Record excerpts

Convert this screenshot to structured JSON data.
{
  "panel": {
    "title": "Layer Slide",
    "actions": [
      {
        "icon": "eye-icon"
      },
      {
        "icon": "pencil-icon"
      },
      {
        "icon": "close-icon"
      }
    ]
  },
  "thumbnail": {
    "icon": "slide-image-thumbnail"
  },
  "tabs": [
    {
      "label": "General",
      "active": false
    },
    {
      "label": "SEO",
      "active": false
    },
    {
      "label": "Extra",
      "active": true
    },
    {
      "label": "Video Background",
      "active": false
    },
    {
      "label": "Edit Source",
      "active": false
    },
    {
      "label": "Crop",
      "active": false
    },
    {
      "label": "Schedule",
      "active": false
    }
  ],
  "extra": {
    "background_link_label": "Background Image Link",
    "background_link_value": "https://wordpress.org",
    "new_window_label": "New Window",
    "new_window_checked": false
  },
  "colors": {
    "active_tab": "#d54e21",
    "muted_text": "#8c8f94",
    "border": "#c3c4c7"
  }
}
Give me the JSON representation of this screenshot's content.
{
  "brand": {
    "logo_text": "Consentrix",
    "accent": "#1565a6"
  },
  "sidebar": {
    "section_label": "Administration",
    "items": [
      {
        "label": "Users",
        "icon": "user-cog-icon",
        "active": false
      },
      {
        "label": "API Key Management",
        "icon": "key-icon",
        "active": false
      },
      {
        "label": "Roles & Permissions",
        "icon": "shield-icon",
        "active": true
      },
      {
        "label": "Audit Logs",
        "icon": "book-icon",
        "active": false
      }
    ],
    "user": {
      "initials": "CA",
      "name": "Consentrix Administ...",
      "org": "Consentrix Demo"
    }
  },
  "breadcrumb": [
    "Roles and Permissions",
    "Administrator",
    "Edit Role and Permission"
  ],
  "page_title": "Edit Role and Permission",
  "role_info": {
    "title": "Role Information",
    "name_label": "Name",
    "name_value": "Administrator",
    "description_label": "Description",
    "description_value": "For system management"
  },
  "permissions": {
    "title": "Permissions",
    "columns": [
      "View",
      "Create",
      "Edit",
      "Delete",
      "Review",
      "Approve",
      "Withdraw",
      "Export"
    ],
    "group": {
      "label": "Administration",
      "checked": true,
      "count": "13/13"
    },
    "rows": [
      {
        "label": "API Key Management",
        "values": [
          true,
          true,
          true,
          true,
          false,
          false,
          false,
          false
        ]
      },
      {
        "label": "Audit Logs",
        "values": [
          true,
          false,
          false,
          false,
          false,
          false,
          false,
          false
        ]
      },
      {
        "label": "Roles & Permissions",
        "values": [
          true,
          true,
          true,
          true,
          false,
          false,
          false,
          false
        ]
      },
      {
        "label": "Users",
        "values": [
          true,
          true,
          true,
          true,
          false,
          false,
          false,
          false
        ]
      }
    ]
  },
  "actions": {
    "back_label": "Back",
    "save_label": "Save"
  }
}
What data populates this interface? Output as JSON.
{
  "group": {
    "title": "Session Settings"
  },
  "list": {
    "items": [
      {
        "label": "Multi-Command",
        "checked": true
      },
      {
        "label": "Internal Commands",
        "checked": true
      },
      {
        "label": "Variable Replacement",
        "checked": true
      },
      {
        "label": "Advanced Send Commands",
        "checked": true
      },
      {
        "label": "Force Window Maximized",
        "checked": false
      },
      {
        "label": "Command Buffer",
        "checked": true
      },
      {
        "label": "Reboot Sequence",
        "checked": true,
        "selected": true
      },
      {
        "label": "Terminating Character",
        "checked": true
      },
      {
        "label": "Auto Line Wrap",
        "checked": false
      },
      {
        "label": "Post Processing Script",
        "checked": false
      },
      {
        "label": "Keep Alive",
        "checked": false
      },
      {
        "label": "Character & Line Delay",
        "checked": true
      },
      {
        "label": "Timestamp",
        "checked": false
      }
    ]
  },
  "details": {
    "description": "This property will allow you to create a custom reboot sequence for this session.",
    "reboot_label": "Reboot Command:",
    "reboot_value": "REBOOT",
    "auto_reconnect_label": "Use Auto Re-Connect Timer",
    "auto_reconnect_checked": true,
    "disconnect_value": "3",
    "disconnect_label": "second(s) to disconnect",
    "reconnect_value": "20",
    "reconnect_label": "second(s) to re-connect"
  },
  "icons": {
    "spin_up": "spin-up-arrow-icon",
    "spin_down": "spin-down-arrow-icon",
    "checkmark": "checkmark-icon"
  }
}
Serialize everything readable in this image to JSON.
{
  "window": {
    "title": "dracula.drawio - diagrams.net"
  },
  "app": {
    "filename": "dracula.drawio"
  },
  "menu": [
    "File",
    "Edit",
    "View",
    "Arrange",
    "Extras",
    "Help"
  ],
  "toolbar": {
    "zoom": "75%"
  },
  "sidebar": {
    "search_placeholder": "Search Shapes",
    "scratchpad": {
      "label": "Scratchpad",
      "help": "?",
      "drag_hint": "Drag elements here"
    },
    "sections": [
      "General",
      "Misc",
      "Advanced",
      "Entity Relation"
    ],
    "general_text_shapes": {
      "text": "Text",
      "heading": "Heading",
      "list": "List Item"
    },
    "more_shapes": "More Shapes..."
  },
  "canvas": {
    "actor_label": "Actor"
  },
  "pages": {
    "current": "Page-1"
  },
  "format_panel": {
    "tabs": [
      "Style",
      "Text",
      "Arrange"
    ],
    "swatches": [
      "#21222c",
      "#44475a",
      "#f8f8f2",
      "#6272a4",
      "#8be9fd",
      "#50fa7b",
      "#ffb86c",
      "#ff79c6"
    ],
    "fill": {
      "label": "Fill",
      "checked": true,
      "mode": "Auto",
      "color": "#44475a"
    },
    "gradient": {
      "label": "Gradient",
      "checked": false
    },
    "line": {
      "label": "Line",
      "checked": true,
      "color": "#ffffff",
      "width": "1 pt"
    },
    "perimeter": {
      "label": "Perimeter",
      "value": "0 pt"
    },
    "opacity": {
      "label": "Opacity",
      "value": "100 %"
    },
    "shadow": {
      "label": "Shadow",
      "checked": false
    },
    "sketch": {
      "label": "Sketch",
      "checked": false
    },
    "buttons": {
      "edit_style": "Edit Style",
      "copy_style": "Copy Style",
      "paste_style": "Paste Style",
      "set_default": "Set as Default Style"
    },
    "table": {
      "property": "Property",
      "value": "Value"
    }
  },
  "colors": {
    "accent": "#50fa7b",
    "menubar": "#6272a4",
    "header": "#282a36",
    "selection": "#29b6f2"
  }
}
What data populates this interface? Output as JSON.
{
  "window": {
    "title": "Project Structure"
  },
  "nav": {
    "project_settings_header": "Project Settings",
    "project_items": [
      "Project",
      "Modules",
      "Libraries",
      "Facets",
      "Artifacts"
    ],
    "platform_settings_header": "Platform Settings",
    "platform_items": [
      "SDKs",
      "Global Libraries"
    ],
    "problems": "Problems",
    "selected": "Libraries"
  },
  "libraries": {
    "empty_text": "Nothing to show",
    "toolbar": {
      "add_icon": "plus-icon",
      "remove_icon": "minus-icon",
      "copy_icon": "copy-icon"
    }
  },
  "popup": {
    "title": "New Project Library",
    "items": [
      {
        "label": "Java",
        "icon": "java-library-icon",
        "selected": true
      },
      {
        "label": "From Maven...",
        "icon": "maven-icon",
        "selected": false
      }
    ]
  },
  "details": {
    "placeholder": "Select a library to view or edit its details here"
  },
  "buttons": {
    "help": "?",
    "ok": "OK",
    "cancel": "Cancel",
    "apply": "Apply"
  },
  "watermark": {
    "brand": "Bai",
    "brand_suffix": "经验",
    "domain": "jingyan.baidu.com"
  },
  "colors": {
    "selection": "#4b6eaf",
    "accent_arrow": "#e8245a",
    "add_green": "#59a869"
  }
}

Problem details
Return every entry verbatim.

The response
Convert this screenshot to structured JSON data.
{
  "panel": {
    "title": "Layer Slide",
    "actions": [
      {
        "icon": "eye-icon"
      },
      {
        "icon": "pencil-icon"
      },
      {
        "icon": "close-icon"
      }
    ]
  },
  "thumbnail": {
    "icon": "slide-image-thumbnail"
  },
  "tabs": [
    {
      "label": "General",
      "active": false
    },
    {
      "label": "SEO",
      "active": false
    },
    {
      "label": "Extra",
      "active": true
    },
    {
      "label": "Video Background",
      "active": false
    },
    {
      "label": "Edit Source",
      "active": false
    },
    {
      "label": "Crop",
      "active": false
    },
    {
      "label": "Schedule",
      "active": false
    }
  ],
  "extra": {
    "background_link_label": "Background Image Link",
    "background_link_value": "https://wordpress.org",
    "new_window_label": "New Window",
    "new_window_checked": false
  },
  "colors": {
    "active_tab": "#d54e21",
    "muted_text": "#8c8f94",
    "border": "#c3c4c7"
  }
}
Give me the JSON representation of this screenshot's content.
{
  "brand": {
    "logo_text": "Consentrix",
    "accent": "#1565a6"
  },
  "sidebar": {
    "section_label": "Administration",
    "items": [
      {
        "label": "Users",
        "icon": "user-cog-icon",
        "active": false
      },
      {
        "label": "API Key Management",
        "icon": "key-icon",
        "active": false
      },
      {
        "label": "Roles & Permissions",
        "icon": "shield-icon",
        "active": true
      },
      {
        "label": "Audit Logs",
        "icon": "book-icon",
        "active": false
      }
    ],
    "user": {
      "initials": "CA",
      "name": "Consentrix Administ...",
      "org": "Consentrix Demo"
    }
  },
  "breadcrumb": [
    "Roles and Permissions",
    "Administrator",
    "Edit Role and Permission"
  ],
  "page_title": "Edit Role and Permission",
  "role_info": {
    "title": "Role Information",
    "name_label": "Name",
    "name_value": "Administrator",
    "description_label": "Description",
    "description_value": "For system management"
  },
  "permissions": {
    "title": "Permissions",
    "columns": [
      "View",
      "Create",
      "Edit",
      "Delete",
      "Review",
      "Approve",
      "Withdraw",
      "Export"
    ],
    "group": {
      "label": "Administration",
      "checked": true,
      "count": "13/13"
    },
    "rows": [
      {
        "label": "API Key Management",
        "values": [
          true,
          true,
          true,
          true,
          false,
          false,
          false,
          false
        ]
      },
      {
        "label": "Audit Logs",
        "values": [
          true,
          false,
          false,
          false,
          false,
          false,
          false,
          false
        ]
      },
      {
        "label": "Roles & Permissions",
        "values": [
          true,
          true,
          true,
          true,
          false,
          false,
          false,
          false
        ]
      },
      {
        "label": "Users",
        "values": [
          true,
          true,
          true,
          true,
          false,
          false,
          false,
          false
        ]
      }
    ]
  },
  "actions": {
    "back_label": "Back",
    "save_label": "Save"
  }
}
What data populates this interface? Output as JSON.
{
  "group": {
    "title": "Session Settings"
  },
  "list": {
    "items": [
      {
        "label": "Multi-Command",
        "checked": true
      },
      {
        "label": "Internal Commands",
        "checked": true
      },
      {
        "label": "Variable Replacement",
        "checked": true
      },
      {
        "label": "Advanced Send Commands",
        "checked": true
      },
      {
        "label": "Force Window Maximized",
        "checked": false
      },
      {
        "label": "Command Buffer",
        "checked": true
      },
      {
        "label": "Reboot Sequence",
        "checked": true,
        "selected": true
      },
      {
        "label": "Terminating Character",
        "checked": true
      },
      {
        "label": "Auto Line Wrap",
        "checked": false
      },
      {
        "label": "Post Processing Script",
        "checked": false
      },
      {
        "label": "Keep Alive",
        "checked": false
      },
      {
        "label": "Character & Line Delay",
        "checked": true
      },
      {
        "label": "Timestamp",
        "checked": false
      }
    ]
  },
  "details": {
    "description": "This property will allow you to create a custom reboot sequence for this session.",
    "reboot_label": "Reboot Command:",
    "reboot_value": "REBOOT",
    "auto_reconnect_label": "Use Auto Re-Connect Timer",
    "auto_reconnect_checked": true,
    "disconnect_value": "3",
    "disconnect_label": "second(s) to disconnect",
    "reconnect_value": "20",
    "reconnect_label": "second(s) to re-connect"
  },
  "icons": {
    "spin_up": "spin-up-arrow-icon",
    "spin_down": "spin-down-arrow-icon",
    "checkmark": "checkmark-icon"
  }
}
Serialize everything readable in this image to JSON.
{
  "window": {
    "title": "dracula.drawio - diagrams.net"
  },
  "app": {
    "filename": "dracula.drawio"
  },
  "menu": [
    "File",
    "Edit",
    "View",
    "Arrange",
    "Extras",
    "Help"
  ],
  "toolbar": {
    "zoom": "75%"
  },
  "sidebar": {
    "search_placeholder": "Search Shapes",
    "scratchpad": {
      "label": "Scratchpad",
      "help": "?",
      "drag_hint": "Drag elements here"
    },
    "sections": [
      "General",
      "Misc",
      "Advanced",
      "Entity Relation"
    ],
    "general_text_shapes": {
      "text": "Text",
      "heading": "Heading",
      "list": "List Item"
    },
    "more_shapes": "More Shapes..."
  },
  "canvas": {
    "actor_label": "Actor"
  },
  "pages": {
    "current": "Page-1"
  },
  "format_panel": {
    "tabs": [
      "Style",
      "Text",
      "Arrange"
    ],
    "swatches": [
      "#21222c",
      "#44475a",
      "#f8f8f2",
      "#6272a4",
      "#8be9fd",
      "#50fa7b",
      "#ffb86c",
      "#ff79c6"
    ],
    "fill": {
      "label": "Fill",
      "checked": true,
      "mode": "Auto",
      "color": "#44475a"
    },
    "gradient": {
      "label": "Gradient",
      "checked": false
    },
    "line": {
      "label": "Line",
      "checked": true,
      "color": "#ffffff",
      "width": "1 pt"
    },
    "perimeter": {
      "label": "Perimeter",
      "value": "0 pt"
    },
    "opacity": {
      "label": "Opacity",
      "value": "100 %"
    },
    "shadow": {
      "label": "Shadow",
      "checked": false
    },
    "sketch": {
      "label": "Sketch",
      "checked": false
    },
    "buttons": {
      "edit_style": "Edit Style",
      "copy_style": "Copy Style",
      "paste_style": "Paste Style",
      "set_default": "Set as Default Style"
    },
    "table": {
      "property": "Property",
      "value": "Value"
    }
  },
  "colors": {
    "accent": "#50fa7b",
    "menubar": "#6272a4",
    "header": "#282a36",
    "selection": "#29b6f2"
  }
}
What data populates this interface? Output as JSON.
{
  "window": {
    "title": "Project Structure"
  },
  "nav": {
    "project_settings_header": "Project Settings",
    "project_items": [
      "Project",
      "Modules",
      "Libraries",
      "Facets",
      "Artifacts"
    ],
    "platform_settings_header": "Platform Settings",
    "platform_items": [
      "SDKs",
      "Global Libraries"
    ],
    "problems": "Problems",
    "selected": "Libraries"
  },
  "libraries": {
    "empty_text": "Nothing to show",
    "toolbar": {
      "add_icon": "plus-icon",
      "remove_icon": "minus-icon",
      "copy_icon": "copy-icon"
    }
  },
  "popup": {
    "title": "New Project Library",
    "items": [
      {
        "label": "Java",
        "icon": "java-library-icon",
        "selected": true
      },
      {
        "label": "From Maven...",
        "icon": "maven-icon",
        "selected": false
      }
    ]
  },
  "details": {
    "placeholder": "Select a library to view or edit its details here"
  },
  "buttons": {
    "help": "?",
    "ok": "OK",
    "cancel": "Cancel",
    "apply": "Apply"
  },
  "watermark": {
    "brand": "Bai",
    "brand_suffix": "经验",
    "domain": "jingyan.baidu.com"
  },
  "colors": {
    "selection": "#4b6eaf",
    "accent_arrow": "#e8245a",
    "add_green": "#59a869"
  }
}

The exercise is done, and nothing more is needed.